## TASK GOAL
Reproduce the listing that follows with no differences at all.
---
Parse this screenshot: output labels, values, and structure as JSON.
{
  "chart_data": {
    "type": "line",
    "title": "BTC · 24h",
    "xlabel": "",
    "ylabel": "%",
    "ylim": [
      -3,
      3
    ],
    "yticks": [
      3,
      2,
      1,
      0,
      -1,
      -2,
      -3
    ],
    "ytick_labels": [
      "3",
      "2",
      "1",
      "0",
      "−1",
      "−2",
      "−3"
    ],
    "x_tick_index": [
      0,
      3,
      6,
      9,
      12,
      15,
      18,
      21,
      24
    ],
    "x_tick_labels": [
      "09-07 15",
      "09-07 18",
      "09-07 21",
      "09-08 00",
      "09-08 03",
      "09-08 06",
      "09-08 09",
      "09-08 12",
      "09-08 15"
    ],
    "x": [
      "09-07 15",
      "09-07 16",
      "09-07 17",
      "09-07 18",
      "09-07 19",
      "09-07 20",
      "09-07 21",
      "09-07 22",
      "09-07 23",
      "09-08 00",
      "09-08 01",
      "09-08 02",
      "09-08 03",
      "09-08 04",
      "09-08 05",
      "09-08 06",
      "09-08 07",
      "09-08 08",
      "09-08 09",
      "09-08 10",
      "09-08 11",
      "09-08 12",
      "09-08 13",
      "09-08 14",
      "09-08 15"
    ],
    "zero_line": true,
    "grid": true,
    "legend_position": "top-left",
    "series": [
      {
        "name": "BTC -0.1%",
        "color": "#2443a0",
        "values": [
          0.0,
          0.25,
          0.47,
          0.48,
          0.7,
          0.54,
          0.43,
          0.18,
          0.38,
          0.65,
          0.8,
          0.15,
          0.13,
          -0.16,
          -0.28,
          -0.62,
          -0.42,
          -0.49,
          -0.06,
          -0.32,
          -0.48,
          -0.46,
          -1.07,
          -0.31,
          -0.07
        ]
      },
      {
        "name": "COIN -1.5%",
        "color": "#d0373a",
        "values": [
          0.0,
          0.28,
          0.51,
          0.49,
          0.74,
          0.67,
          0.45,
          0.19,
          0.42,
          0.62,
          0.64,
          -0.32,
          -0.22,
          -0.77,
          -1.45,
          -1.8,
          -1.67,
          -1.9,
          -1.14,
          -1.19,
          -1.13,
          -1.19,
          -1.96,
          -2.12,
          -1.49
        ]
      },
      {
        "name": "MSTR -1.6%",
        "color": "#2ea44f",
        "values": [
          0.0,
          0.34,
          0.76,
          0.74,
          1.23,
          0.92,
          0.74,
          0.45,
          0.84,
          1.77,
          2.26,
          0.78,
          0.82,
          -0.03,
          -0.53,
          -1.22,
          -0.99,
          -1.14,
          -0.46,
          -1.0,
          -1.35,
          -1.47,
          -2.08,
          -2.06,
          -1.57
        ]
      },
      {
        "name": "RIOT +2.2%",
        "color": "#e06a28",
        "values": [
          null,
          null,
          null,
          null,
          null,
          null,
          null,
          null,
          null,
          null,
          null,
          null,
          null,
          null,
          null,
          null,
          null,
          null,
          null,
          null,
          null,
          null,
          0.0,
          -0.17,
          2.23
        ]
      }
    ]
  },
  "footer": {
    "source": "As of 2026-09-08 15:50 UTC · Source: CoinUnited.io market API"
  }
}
---
## OUTPUT
Parse this screenshot: output labels, values, and structure as JSON.
{
  "chart_data": {
    "type": "line",
    "title": "BTC · 24h",
    "xlabel": "",
    "ylabel": "%",
    "ylim": [
      -3,
      3
    ],
    "yticks": [
      3,
      2,
      1,
      0,
      -1,
      -2,
      -3
    ],
    "ytick_labels": [
      "3",
      "2",
      "1",
      "0",
      "−1",
      "−2",
      "−3"
    ],
    "x_tick_index": [
      0,
      3,
      6,
      9,
      12,
      15,
      18,
      21,
      24
    ],
    "x_tick_labels": [
      "09-07 15",
      "09-07 18",
      "09-07 21",
      "09-08 00",
      "09-08 03",
      "09-08 06",
      "09-08 09",
      "09-08 12",
      "09-08 15"
    ],
    "x": [
      "09-07 15",
      "09-07 16",
      "09-07 17",
      "09-07 18",
      "09-07 19",
      "09-07 20",
      "09-07 21",
      "09-07 22",
      "09-07 23",
      "09-08 00",
      "09-08 01",
      "09-08 02",
      "09-08 03",
      "09-08 04",
      "09-08 05",
      "09-08 06",
      "09-08 07",
      "09-08 08",
      "09-08 09",
      "09-08 10",
      "09-08 11",
      "09-08 12",
      "09-08 13",
      "09-08 14",
      "09-08 15"
    ],
    "zero_line": true,
    "grid": true,
    "legend_position": "top-left",
    "series": [
      {
        "name": "BTC -0.1%",
        "color": "#2443a0",
        "values": [
          0.0,
          0.25,
          0.47,
          0.48,
          0.7,
          0.54,
          0.43,
          0.18,
          0.38,
          0.65,
          0.8,
          0.15,
          0.13,
          -0.16,
          -0.28,
          -0.62,
          -0.42,
          -0.49,
          -0.06,
          -0.32,
          -0.48,
          -0.46,
          -1.07,
          -0.31,
          -0.07
        ]
      },
      {
        "name": "COIN -1.5%",
        "color": "#d0373a",
        "values": [
          0.0,
          0.28,
          0.51,
          0.49,
          0.74,
          0.67,
          0.45,
          0.19,
          0.42,
          0.62,
          0.64,
          -0.32,
          -0.22,
          -0.77,
          -1.45,
          -1.8,
          -1.67,
          -1.9,
          -1.14,
          -1.19,
          -1.13,
          -1.19,
          -1.96,
          -2.12,
          -1.49
        ]
      },
      {
        "name": "MSTR -1.6%",
        "color": "#2ea44f",
        "values": [
          0.0,
          0.34,
          0.76,
          0.74,
          1.23,
          0.92,
          0.74,
          0.45,
          0.84,
          1.77,
          2.26,
          0.78,
          0.82,
          -0.03,
          -0.53,
          -1.22,
          -0.99,
          -1.14,
          -0.46,
          -1.0,
          -1.35,
          -1.47,
          -2.08,
          -2.06,
          -1.57
        ]
      },
      {
        "name": "RIOT +2.2%",
        "color": "#e06a28",
        "values": [
          null,
          null,
          null,
          null,
          null,
          null,
          null,
          null,
          null,
          null,
          null,
          null,
          null,
          null,
          null,
          null,
          null,
          null,
          null,
          null,
          null,
          null,
          0.0,
          -0.17,
          2.23
        ]
      }
    ]
  },
  "footer": {
    "source": "As of 2026-09-08 15:50 UTC · Source: CoinUnited.io market API"
  }
}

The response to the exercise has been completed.